== Listing

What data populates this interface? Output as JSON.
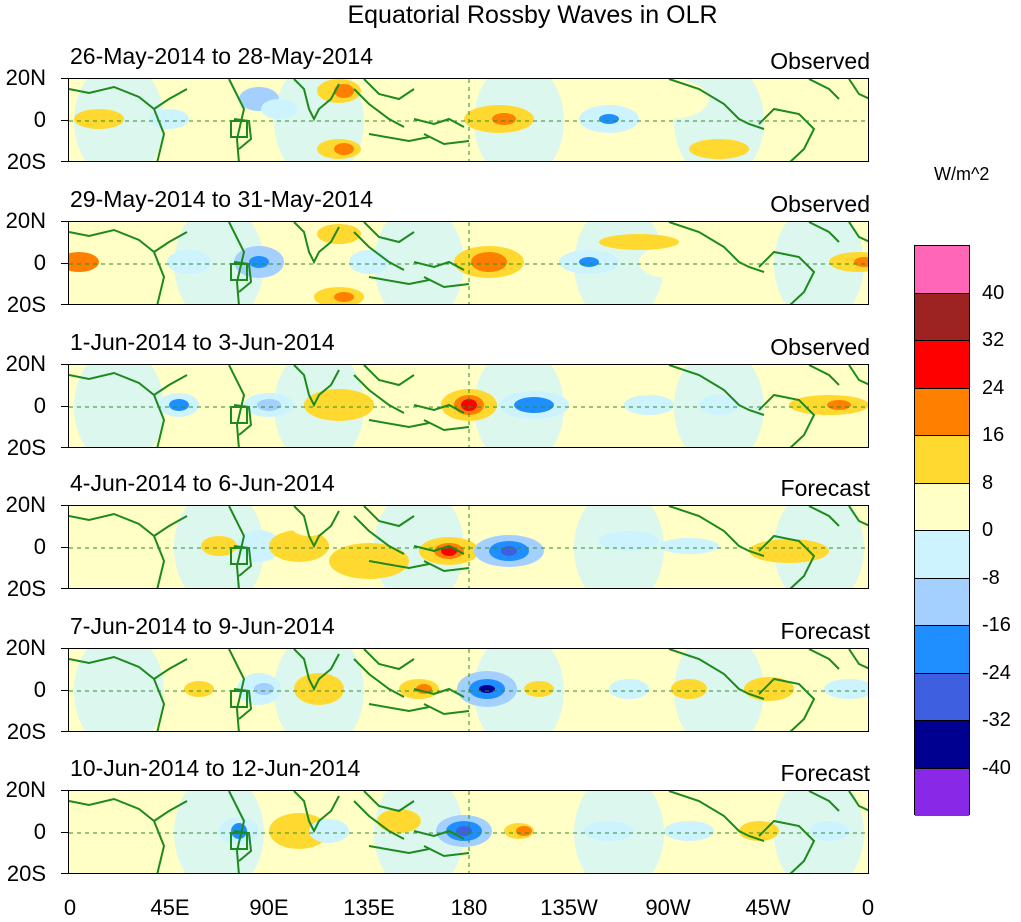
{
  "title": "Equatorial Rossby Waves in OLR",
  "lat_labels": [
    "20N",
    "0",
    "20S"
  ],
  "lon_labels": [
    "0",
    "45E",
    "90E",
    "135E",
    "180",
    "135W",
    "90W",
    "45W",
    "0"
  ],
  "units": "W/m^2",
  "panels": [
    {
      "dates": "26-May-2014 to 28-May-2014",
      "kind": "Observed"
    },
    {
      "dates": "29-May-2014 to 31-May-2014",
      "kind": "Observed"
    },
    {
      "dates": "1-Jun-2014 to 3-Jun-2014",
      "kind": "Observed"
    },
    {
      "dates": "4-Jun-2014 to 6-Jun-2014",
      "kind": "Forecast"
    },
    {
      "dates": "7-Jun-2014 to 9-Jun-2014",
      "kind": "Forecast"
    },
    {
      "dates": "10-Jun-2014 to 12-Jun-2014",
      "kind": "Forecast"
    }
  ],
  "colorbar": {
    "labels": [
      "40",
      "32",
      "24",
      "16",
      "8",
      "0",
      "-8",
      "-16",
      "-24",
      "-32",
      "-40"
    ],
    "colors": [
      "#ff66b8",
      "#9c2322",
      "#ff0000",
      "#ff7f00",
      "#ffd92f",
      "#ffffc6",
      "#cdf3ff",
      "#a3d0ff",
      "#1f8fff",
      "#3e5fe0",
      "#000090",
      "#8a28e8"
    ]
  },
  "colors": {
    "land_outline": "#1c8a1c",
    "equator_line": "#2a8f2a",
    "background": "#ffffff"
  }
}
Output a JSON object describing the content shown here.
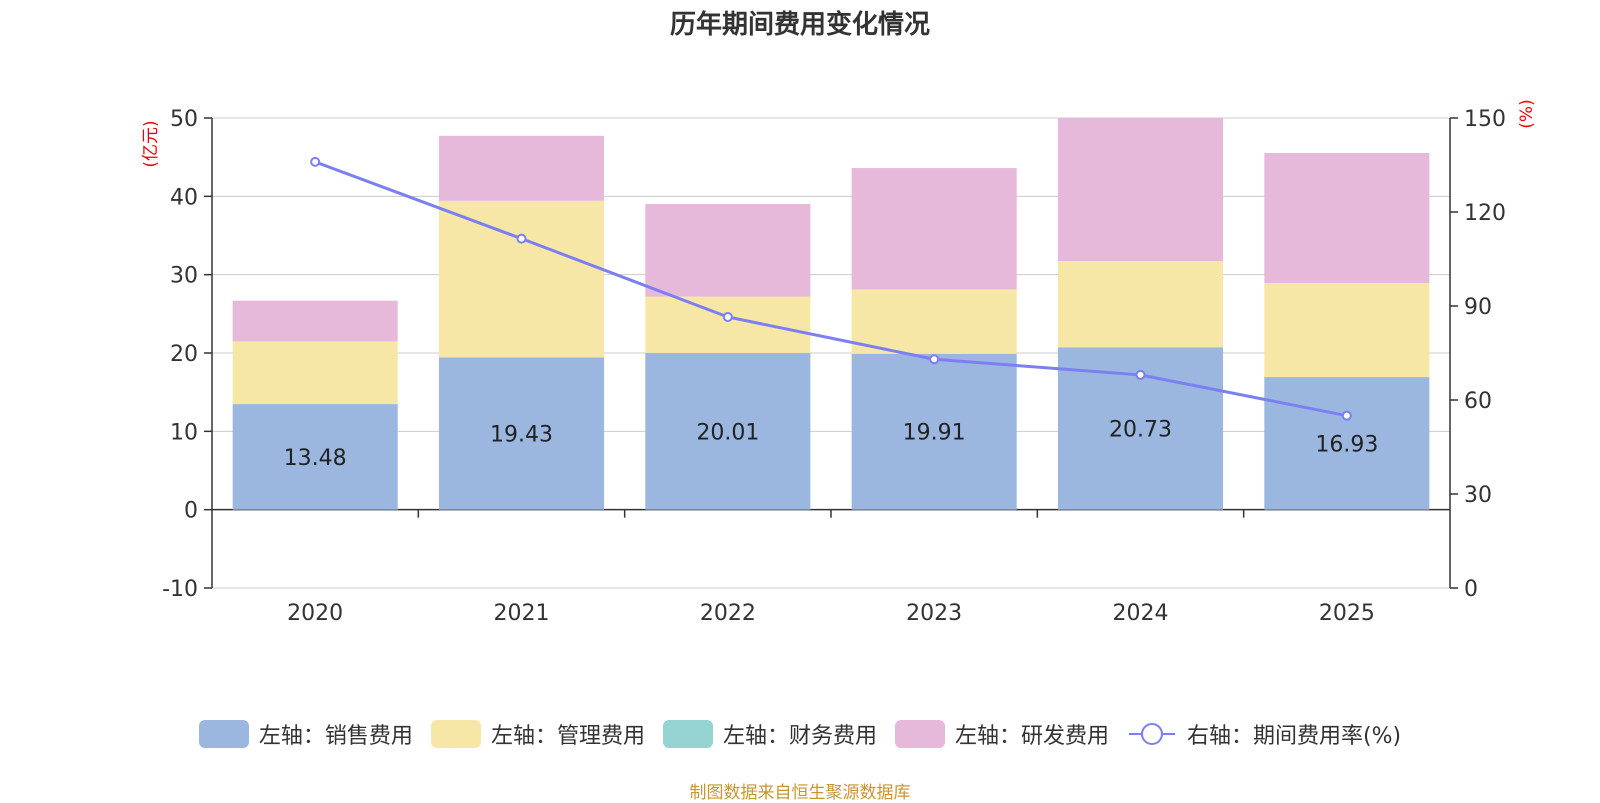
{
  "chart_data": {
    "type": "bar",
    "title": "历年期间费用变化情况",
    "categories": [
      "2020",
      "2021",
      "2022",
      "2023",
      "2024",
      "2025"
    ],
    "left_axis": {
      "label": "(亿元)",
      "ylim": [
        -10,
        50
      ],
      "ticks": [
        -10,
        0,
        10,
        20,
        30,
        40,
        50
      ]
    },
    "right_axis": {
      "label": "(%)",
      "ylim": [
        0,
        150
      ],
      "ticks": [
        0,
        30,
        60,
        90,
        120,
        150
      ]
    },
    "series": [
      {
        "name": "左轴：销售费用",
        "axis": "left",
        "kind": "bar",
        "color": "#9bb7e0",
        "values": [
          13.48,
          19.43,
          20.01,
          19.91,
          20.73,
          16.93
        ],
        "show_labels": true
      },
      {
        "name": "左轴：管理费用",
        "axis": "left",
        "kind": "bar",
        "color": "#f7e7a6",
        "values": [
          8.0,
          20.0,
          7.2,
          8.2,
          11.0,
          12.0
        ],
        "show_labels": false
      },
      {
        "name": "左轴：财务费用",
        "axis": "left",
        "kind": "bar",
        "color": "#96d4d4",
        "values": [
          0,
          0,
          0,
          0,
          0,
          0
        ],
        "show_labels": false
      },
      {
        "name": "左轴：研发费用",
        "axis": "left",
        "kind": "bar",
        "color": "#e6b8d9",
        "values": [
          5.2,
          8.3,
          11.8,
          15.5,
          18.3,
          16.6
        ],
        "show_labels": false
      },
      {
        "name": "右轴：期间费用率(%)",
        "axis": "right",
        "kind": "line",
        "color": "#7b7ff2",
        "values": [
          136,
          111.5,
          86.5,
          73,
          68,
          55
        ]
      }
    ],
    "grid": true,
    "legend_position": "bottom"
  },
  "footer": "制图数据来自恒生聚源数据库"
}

====

# Written request
Quote the data above in full and without alteration; skip the pictures.

# Task solution
What data populates this interface? Output as JSON.
{
  "title": "Equatorial Rossby Waves in OLR",
  "lat_labels": [
    "20N",
    "0",
    "20S"
  ],
  "lon_labels": [
    "0",
    "45E",
    "90E",
    "135E",
    "180",
    "135W",
    "90W",
    "45W",
    "0"
  ],
  "units": "W/m^2",
  "panels": [
    {
      "dates": "26-May-2014 to 28-May-2014",
      "kind": "Observed"
    },
    {
      "dates": "29-May-2014 to 31-May-2014",
      "kind": "Observed"
    },
    {
      "dates": "1-Jun-2014 to 3-Jun-2014",
      "kind": "Observed"
    },
    {
      "dates": "4-Jun-2014 to 6-Jun-2014",
      "kind": "Forecast"
    },
    {
      "dates": "7-Jun-2014 to 9-Jun-2014",
      "kind": "Forecast"
    },
    {
      "dates": "10-Jun-2014 to 12-Jun-2014",
      "kind": "Forecast"
    }
  ],
  "colorbar": {
    "labels": [
      "40",
      "32",
      "24",
      "16",
      "8",
      "0",
      "-8",
      "-16",
      "-24",
      "-32",
      "-40"
    ],
    "colors": [
      "#ff66b8",
      "#9c2322",
      "#ff0000",
      "#ff7f00",
      "#ffd92f",
      "#ffffc6",
      "#cdf3ff",
      "#a3d0ff",
      "#1f8fff",
      "#3e5fe0",
      "#000090",
      "#8a28e8"
    ]
  },
  "colors": {
    "land_outline": "#1c8a1c",
    "equator_line": "#2a8f2a",
    "background": "#ffffff"
  }
}
Output a JSON object describing the content shown here.
{
  "chart_data": {
    "type": "bar",
    "title": "历年期间费用变化情况",
    "categories": [
      "2020",
      "2021",
      "2022",
      "2023",
      "2024",
      "2025"
    ],
    "left_axis": {
      "label": "(亿元)",
      "ylim": [
        -10,
        50
      ],
      "ticks": [
        -10,
        0,
        10,
        20,
        30,
        40,
        50
      ]
    },
    "right_axis": {
      "label": "(%)",
      "ylim": [
        0,
        150
      ],
      "ticks": [
        0,
        30,
        60,
        90,
        120,
        150
      ]
    },
    "series": [
      {
        "name": "左轴：销售费用",
        "axis": "left",
        "kind": "bar",
        "color": "#9bb7e0",
        "values": [
          13.48,
          19.43,
          20.01,
          19.91,
          20.73,
          16.93
        ],
        "show_labels": true
      },
      {
        "name": "左轴：管理费用",
        "axis": "left",
        "kind": "bar",
        "color": "#f7e7a6",
        "values": [
          8.0,
          20.0,
          7.2,
          8.2,
          11.0,
          12.0
        ],
        "show_labels": false
      },
      {
        "name": "左轴：财务费用",
        "axis": "left",
        "kind": "bar",
        "color": "#96d4d4",
        "values": [
          0,
          0,
          0,
          0,
          0,
          0
        ],
        "show_labels": false
      },
      {
        "name": "左轴：研发费用",
        "axis": "left",
        "kind": "bar",
        "color": "#e6b8d9",
        "values": [
          5.2,
          8.3,
          11.8,
          15.5,
          18.3,
          16.6
        ],
        "show_labels": false
      },
      {
        "name": "右轴：期间费用率(%)",
        "axis": "right",
        "kind": "line",
        "color": "#7b7ff2",
        "values": [
          136,
          111.5,
          86.5,
          73,
          68,
          55
        ]
      }
    ],
    "grid": true,
    "legend_position": "bottom"
  },
  "footer": "制图数据来自恒生聚源数据库"
}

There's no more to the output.